Stored records:
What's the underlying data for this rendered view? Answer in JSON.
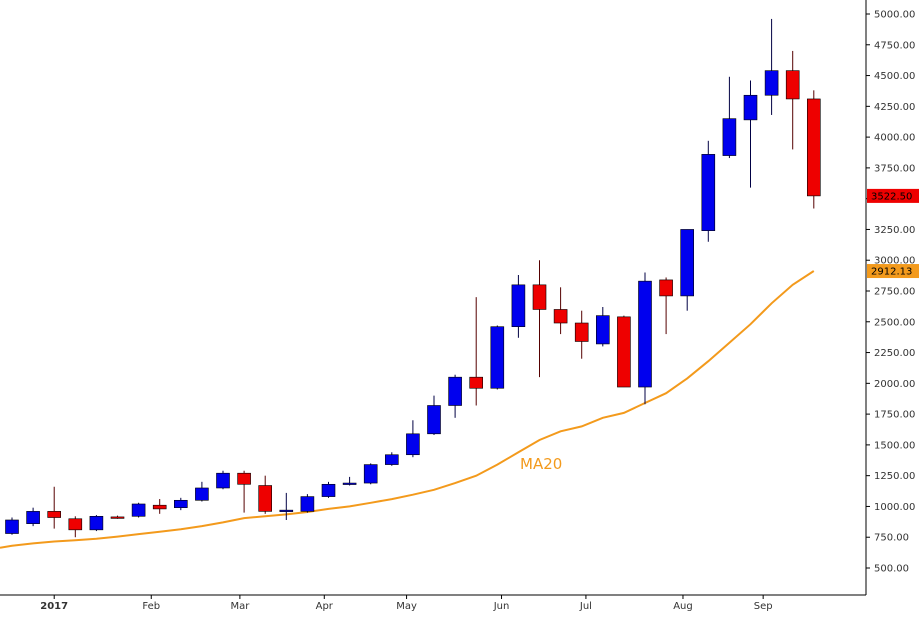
{
  "chart_data": {
    "type": "candlestick",
    "y_axis": {
      "ticks": [
        "5000.00",
        "4750.00",
        "4500.00",
        "4250.00",
        "4000.00",
        "3750.00",
        "3500.00",
        "3250.00",
        "3000.00",
        "2750.00",
        "2500.00",
        "2250.00",
        "2000.00",
        "1750.00",
        "1500.00",
        "1250.00",
        "1000.00",
        "750.00",
        "500.00"
      ],
      "ylim": [
        250,
        5080
      ],
      "position": "right"
    },
    "x_axis": {
      "months": [
        {
          "label": "2017",
          "index": 2,
          "bold": true
        },
        {
          "label": "Feb",
          "index": 6.6
        },
        {
          "label": "Mar",
          "index": 10.8
        },
        {
          "label": "Apr",
          "index": 14.8
        },
        {
          "label": "May",
          "index": 18.7
        },
        {
          "label": "Jun",
          "index": 23.2
        },
        {
          "label": "Jul",
          "index": 27.2
        },
        {
          "label": "Aug",
          "index": 31.8
        },
        {
          "label": "Sep",
          "index": 35.6
        }
      ]
    },
    "grid": false,
    "up_color": "#0000ee",
    "down_color": "#ee0000",
    "candles": [
      {
        "o": 780,
        "h": 910,
        "l": 770,
        "c": 890
      },
      {
        "o": 860,
        "h": 990,
        "l": 840,
        "c": 960
      },
      {
        "o": 960,
        "h": 1160,
        "l": 820,
        "c": 910
      },
      {
        "o": 900,
        "h": 920,
        "l": 750,
        "c": 810
      },
      {
        "o": 810,
        "h": 930,
        "l": 800,
        "c": 920
      },
      {
        "o": 915,
        "h": 925,
        "l": 900,
        "c": 910
      },
      {
        "o": 920,
        "h": 1030,
        "l": 910,
        "c": 1020
      },
      {
        "o": 1010,
        "h": 1060,
        "l": 940,
        "c": 980
      },
      {
        "o": 990,
        "h": 1070,
        "l": 970,
        "c": 1050
      },
      {
        "o": 1050,
        "h": 1200,
        "l": 1040,
        "c": 1150
      },
      {
        "o": 1150,
        "h": 1290,
        "l": 1140,
        "c": 1270
      },
      {
        "o": 1270,
        "h": 1290,
        "l": 950,
        "c": 1180
      },
      {
        "o": 1170,
        "h": 1250,
        "l": 940,
        "c": 960
      },
      {
        "o": 960,
        "h": 1110,
        "l": 890,
        "c": 970
      },
      {
        "o": 960,
        "h": 1100,
        "l": 950,
        "c": 1080
      },
      {
        "o": 1080,
        "h": 1200,
        "l": 1070,
        "c": 1180
      },
      {
        "o": 1180,
        "h": 1240,
        "l": 1170,
        "c": 1190
      },
      {
        "o": 1190,
        "h": 1350,
        "l": 1180,
        "c": 1340
      },
      {
        "o": 1340,
        "h": 1440,
        "l": 1330,
        "c": 1420
      },
      {
        "o": 1420,
        "h": 1700,
        "l": 1400,
        "c": 1590
      },
      {
        "o": 1590,
        "h": 1900,
        "l": 1580,
        "c": 1820
      },
      {
        "o": 1820,
        "h": 2070,
        "l": 1720,
        "c": 2050
      },
      {
        "o": 2050,
        "h": 2700,
        "l": 1820,
        "c": 1960
      },
      {
        "o": 1960,
        "h": 2470,
        "l": 1950,
        "c": 2460
      },
      {
        "o": 2460,
        "h": 2880,
        "l": 2370,
        "c": 2800
      },
      {
        "o": 2800,
        "h": 3000,
        "l": 2050,
        "c": 2600
      },
      {
        "o": 2600,
        "h": 2780,
        "l": 2400,
        "c": 2490
      },
      {
        "o": 2490,
        "h": 2590,
        "l": 2200,
        "c": 2340
      },
      {
        "o": 2320,
        "h": 2620,
        "l": 2300,
        "c": 2550
      },
      {
        "o": 2540,
        "h": 2550,
        "l": 1970,
        "c": 1970
      },
      {
        "o": 1970,
        "h": 2900,
        "l": 1830,
        "c": 2830
      },
      {
        "o": 2840,
        "h": 2860,
        "l": 2400,
        "c": 2710
      },
      {
        "o": 2710,
        "h": 3250,
        "l": 2590,
        "c": 3250
      },
      {
        "o": 3240,
        "h": 3970,
        "l": 3150,
        "c": 3860
      },
      {
        "o": 3850,
        "h": 4490,
        "l": 3830,
        "c": 4150
      },
      {
        "o": 4140,
        "h": 4460,
        "l": 3590,
        "c": 4340
      },
      {
        "o": 4340,
        "h": 4960,
        "l": 4180,
        "c": 4540
      },
      {
        "o": 4540,
        "h": 4700,
        "l": 3900,
        "c": 4310
      },
      {
        "o": 4310,
        "h": 4380,
        "l": 3420,
        "c": 3522.5
      }
    ],
    "ma20": {
      "name": "MA20",
      "color": "#f39a1c",
      "values": [
        680,
        700,
        715,
        725,
        738,
        755,
        775,
        795,
        815,
        840,
        870,
        905,
        920,
        935,
        955,
        980,
        1000,
        1030,
        1060,
        1095,
        1135,
        1190,
        1250,
        1340,
        1440,
        1540,
        1610,
        1650,
        1720,
        1760,
        1840,
        1920,
        2040,
        2180,
        2330,
        2480,
        2650,
        2800,
        2912.13
      ]
    },
    "last_price": {
      "value": "3522.50",
      "color": "#ee0000"
    },
    "ma_last": {
      "value": "2912.13",
      "color": "#f39a1c"
    }
  }
}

EXERCISE REQUIREMENTS -
Print the records above exactly as they stand, but leave out the pictures.

FULL SOLUTION -
What's the underlying data for this rendered view? Answer in JSON.
{
  "chart_data": {
    "type": "candlestick",
    "y_axis": {
      "ticks": [
        "5000.00",
        "4750.00",
        "4500.00",
        "4250.00",
        "4000.00",
        "3750.00",
        "3500.00",
        "3250.00",
        "3000.00",
        "2750.00",
        "2500.00",
        "2250.00",
        "2000.00",
        "1750.00",
        "1500.00",
        "1250.00",
        "1000.00",
        "750.00",
        "500.00"
      ],
      "ylim": [
        250,
        5080
      ],
      "position": "right"
    },
    "x_axis": {
      "months": [
        {
          "label": "2017",
          "index": 2,
          "bold": true
        },
        {
          "label": "Feb",
          "index": 6.6
        },
        {
          "label": "Mar",
          "index": 10.8
        },
        {
          "label": "Apr",
          "index": 14.8
        },
        {
          "label": "May",
          "index": 18.7
        },
        {
          "label": "Jun",
          "index": 23.2
        },
        {
          "label": "Jul",
          "index": 27.2
        },
        {
          "label": "Aug",
          "index": 31.8
        },
        {
          "label": "Sep",
          "index": 35.6
        }
      ]
    },
    "grid": false,
    "up_color": "#0000ee",
    "down_color": "#ee0000",
    "candles": [
      {
        "o": 780,
        "h": 910,
        "l": 770,
        "c": 890
      },
      {
        "o": 860,
        "h": 990,
        "l": 840,
        "c": 960
      },
      {
        "o": 960,
        "h": 1160,
        "l": 820,
        "c": 910
      },
      {
        "o": 900,
        "h": 920,
        "l": 750,
        "c": 810
      },
      {
        "o": 810,
        "h": 930,
        "l": 800,
        "c": 920
      },
      {
        "o": 915,
        "h": 925,
        "l": 900,
        "c": 910
      },
      {
        "o": 920,
        "h": 1030,
        "l": 910,
        "c": 1020
      },
      {
        "o": 1010,
        "h": 1060,
        "l": 940,
        "c": 980
      },
      {
        "o": 990,
        "h": 1070,
        "l": 970,
        "c": 1050
      },
      {
        "o": 1050,
        "h": 1200,
        "l": 1040,
        "c": 1150
      },
      {
        "o": 1150,
        "h": 1290,
        "l": 1140,
        "c": 1270
      },
      {
        "o": 1270,
        "h": 1290,
        "l": 950,
        "c": 1180
      },
      {
        "o": 1170,
        "h": 1250,
        "l": 940,
        "c": 960
      },
      {
        "o": 960,
        "h": 1110,
        "l": 890,
        "c": 970
      },
      {
        "o": 960,
        "h": 1100,
        "l": 950,
        "c": 1080
      },
      {
        "o": 1080,
        "h": 1200,
        "l": 1070,
        "c": 1180
      },
      {
        "o": 1180,
        "h": 1240,
        "l": 1170,
        "c": 1190
      },
      {
        "o": 1190,
        "h": 1350,
        "l": 1180,
        "c": 1340
      },
      {
        "o": 1340,
        "h": 1440,
        "l": 1330,
        "c": 1420
      },
      {
        "o": 1420,
        "h": 1700,
        "l": 1400,
        "c": 1590
      },
      {
        "o": 1590,
        "h": 1900,
        "l": 1580,
        "c": 1820
      },
      {
        "o": 1820,
        "h": 2070,
        "l": 1720,
        "c": 2050
      },
      {
        "o": 2050,
        "h": 2700,
        "l": 1820,
        "c": 1960
      },
      {
        "o": 1960,
        "h": 2470,
        "l": 1950,
        "c": 2460
      },
      {
        "o": 2460,
        "h": 2880,
        "l": 2370,
        "c": 2800
      },
      {
        "o": 2800,
        "h": 3000,
        "l": 2050,
        "c": 2600
      },
      {
        "o": 2600,
        "h": 2780,
        "l": 2400,
        "c": 2490
      },
      {
        "o": 2490,
        "h": 2590,
        "l": 2200,
        "c": 2340
      },
      {
        "o": 2320,
        "h": 2620,
        "l": 2300,
        "c": 2550
      },
      {
        "o": 2540,
        "h": 2550,
        "l": 1970,
        "c": 1970
      },
      {
        "o": 1970,
        "h": 2900,
        "l": 1830,
        "c": 2830
      },
      {
        "o": 2840,
        "h": 2860,
        "l": 2400,
        "c": 2710
      },
      {
        "o": 2710,
        "h": 3250,
        "l": 2590,
        "c": 3250
      },
      {
        "o": 3240,
        "h": 3970,
        "l": 3150,
        "c": 3860
      },
      {
        "o": 3850,
        "h": 4490,
        "l": 3830,
        "c": 4150
      },
      {
        "o": 4140,
        "h": 4460,
        "l": 3590,
        "c": 4340
      },
      {
        "o": 4340,
        "h": 4960,
        "l": 4180,
        "c": 4540
      },
      {
        "o": 4540,
        "h": 4700,
        "l": 3900,
        "c": 4310
      },
      {
        "o": 4310,
        "h": 4380,
        "l": 3420,
        "c": 3522.5
      }
    ],
    "ma20": {
      "name": "MA20",
      "color": "#f39a1c",
      "values": [
        680,
        700,
        715,
        725,
        738,
        755,
        775,
        795,
        815,
        840,
        870,
        905,
        920,
        935,
        955,
        980,
        1000,
        1030,
        1060,
        1095,
        1135,
        1190,
        1250,
        1340,
        1440,
        1540,
        1610,
        1650,
        1720,
        1760,
        1840,
        1920,
        2040,
        2180,
        2330,
        2480,
        2650,
        2800,
        2912.13
      ]
    },
    "last_price": {
      "value": "3522.50",
      "color": "#ee0000"
    },
    "ma_last": {
      "value": "2912.13",
      "color": "#f39a1c"
    }
  }
}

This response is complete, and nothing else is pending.